MaKala Muir grabbed the clippers Friday morning and went to work on Joe Maddon’s locks, buzzing the white head of hair belonging to the Tampa Bay Rays manager as part of her war against pediatric cancer.
Muir, 15, of Tampa, is a two-year survivor of Alveolar Rhabdomyosarcoma, a type of cancer that produces hard tumors in the soft tissue of the body. She was one of a handful pediatric cancer survivors from the Tampa area that participated in the Rays “Fortune Favors the Bald” event before their game with the visiting Philadelphia Phillies.
For the second straight year, members of the Rays organization shaved their heads to create awareness and raise money for the Pediatric Cancer Foundation.
“It’s … it’s very … I don’t even know how to put it into words,” Muir said. “It’s so great to see great athletes shaving their heads for such a good cause, showing supporting Kids like me. It just really makes a statement, because you don’t see a lot of people that support childhood cancer. It’s not very out there, so it really means a lot to see athletes doing this for us.”
Beginning with team owner Stuart Sternberg and moving down the line, 65 members of the organization had their heads shaved, or in the case of designated hitter Luke Scott, his mutton chops shaved. Sandy Dengler, the Rays director of major league administrations, became the first women in the organization to have her head shaved during the event, which is now in its second year.

Given records
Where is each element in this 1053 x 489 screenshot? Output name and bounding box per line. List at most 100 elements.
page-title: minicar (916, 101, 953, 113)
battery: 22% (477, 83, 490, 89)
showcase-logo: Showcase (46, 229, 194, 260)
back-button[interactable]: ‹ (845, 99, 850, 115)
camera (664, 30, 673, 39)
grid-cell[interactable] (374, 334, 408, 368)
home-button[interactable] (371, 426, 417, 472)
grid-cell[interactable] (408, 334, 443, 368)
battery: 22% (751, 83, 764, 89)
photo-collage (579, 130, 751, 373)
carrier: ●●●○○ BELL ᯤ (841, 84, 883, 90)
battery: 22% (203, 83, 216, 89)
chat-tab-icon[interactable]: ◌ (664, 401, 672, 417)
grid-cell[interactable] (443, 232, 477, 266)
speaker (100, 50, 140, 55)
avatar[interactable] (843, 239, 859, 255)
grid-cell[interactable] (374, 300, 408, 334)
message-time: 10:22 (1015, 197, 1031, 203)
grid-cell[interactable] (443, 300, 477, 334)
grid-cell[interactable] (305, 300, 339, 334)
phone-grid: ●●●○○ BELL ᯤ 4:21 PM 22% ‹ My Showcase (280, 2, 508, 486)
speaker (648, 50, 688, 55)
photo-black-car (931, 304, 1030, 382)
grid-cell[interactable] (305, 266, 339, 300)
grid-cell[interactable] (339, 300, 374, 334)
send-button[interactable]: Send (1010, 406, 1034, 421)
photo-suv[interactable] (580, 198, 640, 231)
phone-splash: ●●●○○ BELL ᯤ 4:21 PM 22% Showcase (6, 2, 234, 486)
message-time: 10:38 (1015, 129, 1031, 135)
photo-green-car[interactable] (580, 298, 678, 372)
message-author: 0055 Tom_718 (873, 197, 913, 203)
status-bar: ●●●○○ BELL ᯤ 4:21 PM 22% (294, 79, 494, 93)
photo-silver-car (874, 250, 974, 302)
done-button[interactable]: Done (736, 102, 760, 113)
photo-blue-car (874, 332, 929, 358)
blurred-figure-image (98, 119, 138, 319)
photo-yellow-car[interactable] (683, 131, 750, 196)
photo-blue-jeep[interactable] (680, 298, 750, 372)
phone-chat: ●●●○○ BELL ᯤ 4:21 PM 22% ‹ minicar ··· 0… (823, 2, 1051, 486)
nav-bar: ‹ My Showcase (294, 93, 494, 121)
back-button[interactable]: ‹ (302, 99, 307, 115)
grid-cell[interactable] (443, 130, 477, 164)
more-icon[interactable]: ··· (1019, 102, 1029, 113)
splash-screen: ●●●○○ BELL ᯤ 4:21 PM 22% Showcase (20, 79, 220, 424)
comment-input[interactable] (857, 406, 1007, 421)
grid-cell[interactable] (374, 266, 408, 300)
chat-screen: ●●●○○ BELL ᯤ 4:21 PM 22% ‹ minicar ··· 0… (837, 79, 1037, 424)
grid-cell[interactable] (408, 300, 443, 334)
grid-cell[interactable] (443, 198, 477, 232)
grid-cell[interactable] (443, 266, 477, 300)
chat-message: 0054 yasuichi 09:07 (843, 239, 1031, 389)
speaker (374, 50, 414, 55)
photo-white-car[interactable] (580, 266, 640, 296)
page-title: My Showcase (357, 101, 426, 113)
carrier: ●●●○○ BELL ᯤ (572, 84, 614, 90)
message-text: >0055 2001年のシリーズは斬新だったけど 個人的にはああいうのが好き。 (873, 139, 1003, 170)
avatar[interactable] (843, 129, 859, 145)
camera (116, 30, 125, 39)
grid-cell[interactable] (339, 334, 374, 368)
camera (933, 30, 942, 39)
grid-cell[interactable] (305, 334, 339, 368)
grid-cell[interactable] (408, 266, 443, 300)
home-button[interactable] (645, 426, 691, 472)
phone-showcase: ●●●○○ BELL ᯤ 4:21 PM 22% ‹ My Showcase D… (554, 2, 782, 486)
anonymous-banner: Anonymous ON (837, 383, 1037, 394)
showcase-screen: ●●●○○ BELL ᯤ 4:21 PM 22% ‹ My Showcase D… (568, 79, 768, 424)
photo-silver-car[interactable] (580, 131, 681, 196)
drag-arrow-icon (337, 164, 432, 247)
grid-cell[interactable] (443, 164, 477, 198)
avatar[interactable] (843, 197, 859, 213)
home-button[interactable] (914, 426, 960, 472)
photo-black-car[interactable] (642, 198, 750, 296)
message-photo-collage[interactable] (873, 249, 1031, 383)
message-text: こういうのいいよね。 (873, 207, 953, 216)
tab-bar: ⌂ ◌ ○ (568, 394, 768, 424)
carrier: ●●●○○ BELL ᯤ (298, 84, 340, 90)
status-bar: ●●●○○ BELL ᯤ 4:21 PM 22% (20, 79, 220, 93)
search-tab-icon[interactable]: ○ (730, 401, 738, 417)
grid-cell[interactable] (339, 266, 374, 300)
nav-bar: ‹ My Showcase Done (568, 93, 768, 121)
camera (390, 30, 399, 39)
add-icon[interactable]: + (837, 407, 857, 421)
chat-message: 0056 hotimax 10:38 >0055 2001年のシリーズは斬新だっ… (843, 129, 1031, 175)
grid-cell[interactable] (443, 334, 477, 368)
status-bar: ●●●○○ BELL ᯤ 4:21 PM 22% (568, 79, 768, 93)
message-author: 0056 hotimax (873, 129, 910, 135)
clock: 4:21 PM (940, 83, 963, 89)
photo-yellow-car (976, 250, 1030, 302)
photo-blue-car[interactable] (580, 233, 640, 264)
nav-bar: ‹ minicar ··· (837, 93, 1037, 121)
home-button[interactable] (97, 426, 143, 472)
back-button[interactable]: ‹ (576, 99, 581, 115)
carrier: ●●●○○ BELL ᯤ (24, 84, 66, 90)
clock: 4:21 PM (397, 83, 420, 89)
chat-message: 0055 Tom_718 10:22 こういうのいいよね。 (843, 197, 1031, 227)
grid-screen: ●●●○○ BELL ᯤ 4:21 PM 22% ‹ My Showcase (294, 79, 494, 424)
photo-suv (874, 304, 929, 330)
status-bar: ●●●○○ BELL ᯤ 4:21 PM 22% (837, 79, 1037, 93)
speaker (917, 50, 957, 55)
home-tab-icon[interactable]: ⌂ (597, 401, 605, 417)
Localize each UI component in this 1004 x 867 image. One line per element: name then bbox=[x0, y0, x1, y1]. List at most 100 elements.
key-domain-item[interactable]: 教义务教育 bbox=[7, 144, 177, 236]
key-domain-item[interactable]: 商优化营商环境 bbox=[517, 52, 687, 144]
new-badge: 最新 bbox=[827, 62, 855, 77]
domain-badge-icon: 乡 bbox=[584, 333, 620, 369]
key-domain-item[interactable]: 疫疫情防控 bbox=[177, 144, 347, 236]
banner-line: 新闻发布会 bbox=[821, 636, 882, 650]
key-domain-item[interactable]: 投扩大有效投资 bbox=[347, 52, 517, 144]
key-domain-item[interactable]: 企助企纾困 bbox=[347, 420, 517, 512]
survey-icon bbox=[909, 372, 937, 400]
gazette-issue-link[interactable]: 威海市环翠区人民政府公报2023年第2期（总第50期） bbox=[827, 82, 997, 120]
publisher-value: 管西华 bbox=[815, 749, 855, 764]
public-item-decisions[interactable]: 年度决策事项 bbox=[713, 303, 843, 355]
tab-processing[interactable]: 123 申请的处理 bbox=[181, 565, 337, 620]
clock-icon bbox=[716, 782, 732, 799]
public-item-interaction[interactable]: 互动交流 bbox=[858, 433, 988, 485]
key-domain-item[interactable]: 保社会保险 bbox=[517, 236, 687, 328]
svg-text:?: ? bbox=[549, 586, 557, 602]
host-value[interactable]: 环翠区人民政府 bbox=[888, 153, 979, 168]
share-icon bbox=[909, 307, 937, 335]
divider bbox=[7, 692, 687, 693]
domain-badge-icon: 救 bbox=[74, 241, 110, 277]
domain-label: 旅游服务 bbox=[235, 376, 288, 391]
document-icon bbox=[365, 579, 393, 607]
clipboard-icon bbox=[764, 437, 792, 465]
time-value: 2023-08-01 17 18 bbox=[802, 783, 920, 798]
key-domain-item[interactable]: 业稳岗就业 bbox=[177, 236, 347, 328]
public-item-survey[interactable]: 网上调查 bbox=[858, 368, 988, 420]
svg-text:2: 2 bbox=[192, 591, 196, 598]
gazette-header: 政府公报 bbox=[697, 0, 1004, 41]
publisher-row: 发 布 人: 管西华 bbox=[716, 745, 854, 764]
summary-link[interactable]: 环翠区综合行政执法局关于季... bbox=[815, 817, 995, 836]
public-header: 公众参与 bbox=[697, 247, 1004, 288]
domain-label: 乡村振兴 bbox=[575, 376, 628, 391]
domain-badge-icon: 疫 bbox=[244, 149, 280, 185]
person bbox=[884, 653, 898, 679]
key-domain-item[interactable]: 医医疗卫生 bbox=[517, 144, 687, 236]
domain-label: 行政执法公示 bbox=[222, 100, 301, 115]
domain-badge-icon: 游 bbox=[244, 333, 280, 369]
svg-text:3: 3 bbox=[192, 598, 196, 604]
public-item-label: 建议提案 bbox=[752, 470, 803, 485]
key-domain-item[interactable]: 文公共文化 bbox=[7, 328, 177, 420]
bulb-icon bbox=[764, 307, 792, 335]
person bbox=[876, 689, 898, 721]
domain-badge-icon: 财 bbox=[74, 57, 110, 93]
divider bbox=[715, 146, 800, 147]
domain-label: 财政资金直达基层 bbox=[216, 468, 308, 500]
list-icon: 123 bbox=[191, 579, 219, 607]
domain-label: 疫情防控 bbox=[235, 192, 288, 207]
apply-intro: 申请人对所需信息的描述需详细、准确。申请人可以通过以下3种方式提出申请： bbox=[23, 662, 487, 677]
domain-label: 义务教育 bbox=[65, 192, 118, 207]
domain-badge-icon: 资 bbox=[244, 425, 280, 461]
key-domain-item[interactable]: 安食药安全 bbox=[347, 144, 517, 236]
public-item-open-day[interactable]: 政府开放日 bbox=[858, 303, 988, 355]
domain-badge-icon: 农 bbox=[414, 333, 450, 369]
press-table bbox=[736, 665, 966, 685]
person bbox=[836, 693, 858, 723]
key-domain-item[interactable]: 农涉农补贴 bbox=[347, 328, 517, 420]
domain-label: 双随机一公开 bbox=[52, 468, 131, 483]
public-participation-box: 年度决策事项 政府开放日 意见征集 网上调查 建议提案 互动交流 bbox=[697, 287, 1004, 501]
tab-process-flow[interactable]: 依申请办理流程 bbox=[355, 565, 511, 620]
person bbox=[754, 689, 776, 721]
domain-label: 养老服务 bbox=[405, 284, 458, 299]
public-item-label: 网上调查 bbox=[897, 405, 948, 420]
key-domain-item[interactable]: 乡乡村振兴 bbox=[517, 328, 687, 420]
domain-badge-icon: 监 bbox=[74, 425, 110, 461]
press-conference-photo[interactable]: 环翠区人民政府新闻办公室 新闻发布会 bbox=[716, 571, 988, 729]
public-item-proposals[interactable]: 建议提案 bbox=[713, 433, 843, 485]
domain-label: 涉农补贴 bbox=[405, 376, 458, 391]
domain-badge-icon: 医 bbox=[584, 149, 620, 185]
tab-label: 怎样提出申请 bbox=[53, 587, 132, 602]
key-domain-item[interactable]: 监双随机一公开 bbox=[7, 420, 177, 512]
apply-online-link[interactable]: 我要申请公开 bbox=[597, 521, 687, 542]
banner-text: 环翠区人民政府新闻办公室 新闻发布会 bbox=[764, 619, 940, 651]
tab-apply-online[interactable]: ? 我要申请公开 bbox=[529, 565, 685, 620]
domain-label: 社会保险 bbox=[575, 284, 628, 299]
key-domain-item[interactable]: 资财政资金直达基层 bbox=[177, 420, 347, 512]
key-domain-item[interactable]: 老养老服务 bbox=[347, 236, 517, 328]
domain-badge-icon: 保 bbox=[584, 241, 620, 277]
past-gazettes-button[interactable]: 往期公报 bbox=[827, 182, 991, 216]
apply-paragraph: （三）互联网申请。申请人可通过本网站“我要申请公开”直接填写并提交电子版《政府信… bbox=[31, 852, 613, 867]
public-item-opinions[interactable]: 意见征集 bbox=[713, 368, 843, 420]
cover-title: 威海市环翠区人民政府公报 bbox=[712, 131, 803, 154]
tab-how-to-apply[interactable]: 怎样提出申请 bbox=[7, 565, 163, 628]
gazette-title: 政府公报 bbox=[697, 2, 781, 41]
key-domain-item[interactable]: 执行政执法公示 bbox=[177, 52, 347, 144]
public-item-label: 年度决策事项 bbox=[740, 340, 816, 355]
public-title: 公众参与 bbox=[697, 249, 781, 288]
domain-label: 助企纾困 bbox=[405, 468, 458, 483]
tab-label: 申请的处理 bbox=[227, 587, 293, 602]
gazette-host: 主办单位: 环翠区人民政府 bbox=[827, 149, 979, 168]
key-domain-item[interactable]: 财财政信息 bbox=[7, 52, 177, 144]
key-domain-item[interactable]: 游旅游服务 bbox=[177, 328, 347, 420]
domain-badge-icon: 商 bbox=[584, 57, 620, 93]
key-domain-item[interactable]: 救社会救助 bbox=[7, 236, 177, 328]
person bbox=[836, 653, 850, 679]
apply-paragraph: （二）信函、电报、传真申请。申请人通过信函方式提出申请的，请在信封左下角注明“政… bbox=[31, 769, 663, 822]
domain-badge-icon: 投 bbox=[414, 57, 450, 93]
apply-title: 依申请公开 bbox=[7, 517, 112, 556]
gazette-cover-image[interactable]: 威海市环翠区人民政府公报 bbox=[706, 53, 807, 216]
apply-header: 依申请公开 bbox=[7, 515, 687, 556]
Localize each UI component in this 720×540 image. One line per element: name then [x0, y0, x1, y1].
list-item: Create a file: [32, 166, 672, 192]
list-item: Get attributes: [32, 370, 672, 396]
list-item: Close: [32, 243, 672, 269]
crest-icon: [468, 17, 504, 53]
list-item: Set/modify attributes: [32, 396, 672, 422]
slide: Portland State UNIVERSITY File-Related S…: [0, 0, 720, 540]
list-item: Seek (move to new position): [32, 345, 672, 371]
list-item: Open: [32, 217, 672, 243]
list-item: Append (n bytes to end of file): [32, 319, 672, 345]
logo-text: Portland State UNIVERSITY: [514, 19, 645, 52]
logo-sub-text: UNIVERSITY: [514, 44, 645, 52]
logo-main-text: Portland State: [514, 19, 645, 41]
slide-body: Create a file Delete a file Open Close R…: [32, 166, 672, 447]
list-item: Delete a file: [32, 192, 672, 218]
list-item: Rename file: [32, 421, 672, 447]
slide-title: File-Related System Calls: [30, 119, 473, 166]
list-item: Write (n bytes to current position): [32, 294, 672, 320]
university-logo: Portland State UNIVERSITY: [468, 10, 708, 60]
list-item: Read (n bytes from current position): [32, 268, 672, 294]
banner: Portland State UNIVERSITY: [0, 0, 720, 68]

What to do
- a) Summarize the article about the Rays head-shaving event in two sentences.
- b) Continue the article about the Rays head-shaving event from its last sentence.

Answer section
- a) Before their game with the visiting Philadelphia Phillies, 65 members of the Tampa Bay Rays organization, beginning with owner Stuart Sternberg, had their heads shaved in the second annual "Fortune Favors the Bald" event to create awareness and raise money for the Pediatric Cancer Foundation. Pediatric cancer survivors from the Tampa area took part, including 15-year-old MaKala Muir, who buzzed manager Joe Maddon's hair and said it meant a lot to see athletes supporting kids like her.

- b)
Phillies third baseman Michael Young even shaved his head for the cause.
Nancy Crane, the executive director of the Pediatric Cancer Foundation, said the Lightning and Buccaneers have similar events planned in the coming weeks.
The Cut for the Cure raised $350,000 nationwide last year. Crane said the goal this year is $500,000.
The Rays raised $8,000 during the 2012 event. Their goal this year is $20,000.
Crane said she couldn’t begin to quantify how much the awareness created by the Rays, Lightning and Bucs will impact her foundation, but she knows it will make a big difference.
“With exposure like this we’re going to make real changes in the way kids are treated,” Crane said. “We’re looking for less toxic, more targeted therapies for kids with cancer. The therapies we have are strong, and they’re old. And that’s the difference we’re going to make.”